— Task statement —
Copy every line of the records below that holds the word "EasternPlains".

— Material for the task —
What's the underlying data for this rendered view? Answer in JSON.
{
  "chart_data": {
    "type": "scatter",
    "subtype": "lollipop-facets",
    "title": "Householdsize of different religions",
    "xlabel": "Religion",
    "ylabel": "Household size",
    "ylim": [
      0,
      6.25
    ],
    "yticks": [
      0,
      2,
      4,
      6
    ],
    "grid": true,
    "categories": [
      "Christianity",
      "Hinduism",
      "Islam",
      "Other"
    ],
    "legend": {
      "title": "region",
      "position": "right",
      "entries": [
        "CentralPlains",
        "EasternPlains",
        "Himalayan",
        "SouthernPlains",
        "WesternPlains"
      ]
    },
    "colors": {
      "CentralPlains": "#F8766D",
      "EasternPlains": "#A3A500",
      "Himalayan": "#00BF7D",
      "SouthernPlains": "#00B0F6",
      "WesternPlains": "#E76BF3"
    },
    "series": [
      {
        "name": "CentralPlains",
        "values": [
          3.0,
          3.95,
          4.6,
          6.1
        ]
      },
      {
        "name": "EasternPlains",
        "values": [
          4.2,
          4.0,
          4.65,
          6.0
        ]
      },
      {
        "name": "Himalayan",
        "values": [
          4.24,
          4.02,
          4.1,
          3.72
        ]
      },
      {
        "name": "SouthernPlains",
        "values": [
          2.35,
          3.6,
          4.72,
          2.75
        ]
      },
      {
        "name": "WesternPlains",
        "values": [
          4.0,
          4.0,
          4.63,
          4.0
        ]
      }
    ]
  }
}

— Correct response —
        "EasternPlains",
      "EasternPlains": "#A3A500",
        "name": "EasternPlains",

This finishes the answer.